### EXERCISE DETAILS
Extract every line where the string "Macrodeformons" appears.

[Data entries for graphics]
Begin
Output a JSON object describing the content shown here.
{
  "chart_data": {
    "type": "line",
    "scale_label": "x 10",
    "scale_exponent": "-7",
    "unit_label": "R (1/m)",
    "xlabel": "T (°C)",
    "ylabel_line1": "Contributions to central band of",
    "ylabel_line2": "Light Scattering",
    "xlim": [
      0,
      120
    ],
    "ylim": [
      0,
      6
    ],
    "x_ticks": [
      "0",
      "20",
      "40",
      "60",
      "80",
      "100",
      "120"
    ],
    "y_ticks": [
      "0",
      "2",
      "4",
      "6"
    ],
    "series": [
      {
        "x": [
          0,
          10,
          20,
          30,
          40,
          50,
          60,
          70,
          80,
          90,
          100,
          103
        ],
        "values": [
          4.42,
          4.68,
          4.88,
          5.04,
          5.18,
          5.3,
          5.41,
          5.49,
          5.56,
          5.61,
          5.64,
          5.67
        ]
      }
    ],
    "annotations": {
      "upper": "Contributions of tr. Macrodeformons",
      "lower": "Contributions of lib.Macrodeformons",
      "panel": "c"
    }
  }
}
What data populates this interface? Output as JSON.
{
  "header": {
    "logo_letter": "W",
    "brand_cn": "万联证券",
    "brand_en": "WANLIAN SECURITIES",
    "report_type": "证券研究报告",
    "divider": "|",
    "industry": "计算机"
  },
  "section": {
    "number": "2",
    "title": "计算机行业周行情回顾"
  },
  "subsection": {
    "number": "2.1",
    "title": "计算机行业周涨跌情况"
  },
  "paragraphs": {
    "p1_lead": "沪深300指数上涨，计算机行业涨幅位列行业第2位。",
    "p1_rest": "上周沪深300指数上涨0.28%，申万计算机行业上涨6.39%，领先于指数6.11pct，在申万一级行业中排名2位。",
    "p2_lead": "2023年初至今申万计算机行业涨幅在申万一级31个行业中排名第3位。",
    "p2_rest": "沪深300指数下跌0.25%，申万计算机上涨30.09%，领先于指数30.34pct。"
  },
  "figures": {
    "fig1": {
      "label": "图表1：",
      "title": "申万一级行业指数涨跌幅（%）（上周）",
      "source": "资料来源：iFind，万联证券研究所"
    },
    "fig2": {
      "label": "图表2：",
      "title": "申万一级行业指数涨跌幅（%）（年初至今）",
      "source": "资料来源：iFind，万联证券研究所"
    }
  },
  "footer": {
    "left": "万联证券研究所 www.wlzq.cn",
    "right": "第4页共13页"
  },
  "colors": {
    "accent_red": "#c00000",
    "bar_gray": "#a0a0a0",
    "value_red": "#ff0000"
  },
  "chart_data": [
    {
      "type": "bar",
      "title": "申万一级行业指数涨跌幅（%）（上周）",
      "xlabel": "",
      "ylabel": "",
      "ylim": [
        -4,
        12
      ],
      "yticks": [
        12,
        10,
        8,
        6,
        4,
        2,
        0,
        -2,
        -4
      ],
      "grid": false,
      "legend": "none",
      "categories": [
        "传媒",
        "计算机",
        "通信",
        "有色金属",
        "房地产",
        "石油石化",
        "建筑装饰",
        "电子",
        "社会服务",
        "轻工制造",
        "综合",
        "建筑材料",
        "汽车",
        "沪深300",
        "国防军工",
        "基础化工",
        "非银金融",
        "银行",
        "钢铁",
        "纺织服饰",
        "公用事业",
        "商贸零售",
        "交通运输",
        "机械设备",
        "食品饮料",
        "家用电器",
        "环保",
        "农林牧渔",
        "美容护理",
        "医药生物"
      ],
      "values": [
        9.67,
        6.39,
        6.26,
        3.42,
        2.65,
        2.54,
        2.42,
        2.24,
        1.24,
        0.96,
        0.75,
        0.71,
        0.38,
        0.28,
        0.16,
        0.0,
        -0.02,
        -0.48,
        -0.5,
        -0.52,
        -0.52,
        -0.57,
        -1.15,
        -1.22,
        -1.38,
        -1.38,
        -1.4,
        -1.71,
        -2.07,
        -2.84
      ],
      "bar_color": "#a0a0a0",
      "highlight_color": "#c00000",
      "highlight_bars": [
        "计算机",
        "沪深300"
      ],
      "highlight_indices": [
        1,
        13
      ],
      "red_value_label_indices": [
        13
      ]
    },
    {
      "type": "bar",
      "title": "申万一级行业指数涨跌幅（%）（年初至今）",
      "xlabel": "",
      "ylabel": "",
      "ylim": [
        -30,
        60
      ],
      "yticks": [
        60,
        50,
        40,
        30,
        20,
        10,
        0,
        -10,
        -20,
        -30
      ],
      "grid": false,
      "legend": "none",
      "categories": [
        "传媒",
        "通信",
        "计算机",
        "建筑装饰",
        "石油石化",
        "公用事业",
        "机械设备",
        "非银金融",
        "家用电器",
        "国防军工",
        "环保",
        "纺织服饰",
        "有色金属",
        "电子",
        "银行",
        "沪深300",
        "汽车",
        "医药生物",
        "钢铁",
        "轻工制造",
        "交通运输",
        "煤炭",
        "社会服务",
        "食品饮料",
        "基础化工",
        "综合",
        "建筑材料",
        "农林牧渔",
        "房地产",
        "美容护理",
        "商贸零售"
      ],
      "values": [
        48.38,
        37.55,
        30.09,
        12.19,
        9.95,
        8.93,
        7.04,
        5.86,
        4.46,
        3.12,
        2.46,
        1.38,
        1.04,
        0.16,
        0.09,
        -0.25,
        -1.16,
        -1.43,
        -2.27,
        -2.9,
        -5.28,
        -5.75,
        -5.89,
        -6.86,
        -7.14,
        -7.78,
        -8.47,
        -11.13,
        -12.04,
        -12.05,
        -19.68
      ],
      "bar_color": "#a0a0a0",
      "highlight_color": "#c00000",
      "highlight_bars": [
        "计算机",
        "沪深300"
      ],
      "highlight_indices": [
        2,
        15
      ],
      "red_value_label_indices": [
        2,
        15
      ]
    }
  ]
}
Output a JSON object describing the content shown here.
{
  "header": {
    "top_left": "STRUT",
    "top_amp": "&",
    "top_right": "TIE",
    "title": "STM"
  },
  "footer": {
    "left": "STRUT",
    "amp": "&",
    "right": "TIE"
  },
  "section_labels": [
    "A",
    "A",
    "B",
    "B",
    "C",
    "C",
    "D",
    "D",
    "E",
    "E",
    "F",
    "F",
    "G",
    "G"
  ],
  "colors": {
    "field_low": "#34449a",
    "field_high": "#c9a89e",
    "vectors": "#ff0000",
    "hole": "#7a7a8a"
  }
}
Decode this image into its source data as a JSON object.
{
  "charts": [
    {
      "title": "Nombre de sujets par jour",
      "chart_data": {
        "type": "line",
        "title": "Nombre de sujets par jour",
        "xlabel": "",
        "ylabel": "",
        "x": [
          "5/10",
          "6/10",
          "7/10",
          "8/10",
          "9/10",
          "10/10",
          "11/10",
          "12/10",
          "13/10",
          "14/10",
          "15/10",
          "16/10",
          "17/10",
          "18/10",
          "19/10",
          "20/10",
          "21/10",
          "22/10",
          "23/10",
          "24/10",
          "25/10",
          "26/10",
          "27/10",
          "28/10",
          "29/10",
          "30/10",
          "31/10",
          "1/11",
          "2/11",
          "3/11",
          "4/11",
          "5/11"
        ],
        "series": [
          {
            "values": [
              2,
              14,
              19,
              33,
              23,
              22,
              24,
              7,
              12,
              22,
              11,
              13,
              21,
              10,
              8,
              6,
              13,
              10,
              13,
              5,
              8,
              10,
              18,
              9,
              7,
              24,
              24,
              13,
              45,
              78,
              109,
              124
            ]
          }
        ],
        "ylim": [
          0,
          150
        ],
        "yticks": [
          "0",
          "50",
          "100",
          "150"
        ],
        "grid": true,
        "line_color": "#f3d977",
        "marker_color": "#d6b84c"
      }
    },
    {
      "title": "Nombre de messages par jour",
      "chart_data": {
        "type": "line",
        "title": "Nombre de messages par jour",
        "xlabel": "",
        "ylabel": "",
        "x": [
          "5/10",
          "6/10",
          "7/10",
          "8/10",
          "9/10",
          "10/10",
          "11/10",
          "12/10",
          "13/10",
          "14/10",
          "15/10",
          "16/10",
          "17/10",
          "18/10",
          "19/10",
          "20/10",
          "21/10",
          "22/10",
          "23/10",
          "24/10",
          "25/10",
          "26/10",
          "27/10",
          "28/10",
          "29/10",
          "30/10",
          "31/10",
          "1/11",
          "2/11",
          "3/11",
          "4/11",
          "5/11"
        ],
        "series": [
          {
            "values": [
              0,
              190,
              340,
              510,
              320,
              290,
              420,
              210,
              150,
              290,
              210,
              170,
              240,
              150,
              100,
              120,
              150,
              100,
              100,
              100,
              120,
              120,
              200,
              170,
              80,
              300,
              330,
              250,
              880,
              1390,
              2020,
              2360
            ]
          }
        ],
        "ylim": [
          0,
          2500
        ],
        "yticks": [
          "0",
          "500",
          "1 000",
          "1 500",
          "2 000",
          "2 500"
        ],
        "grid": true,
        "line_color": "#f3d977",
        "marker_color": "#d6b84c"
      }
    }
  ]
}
End
### SOLUTION FOR THIS PROBLEM
      "upper": "Contributions of tr. Macrodeformons",
      "lower": "Contributions of lib.Macrodeformons",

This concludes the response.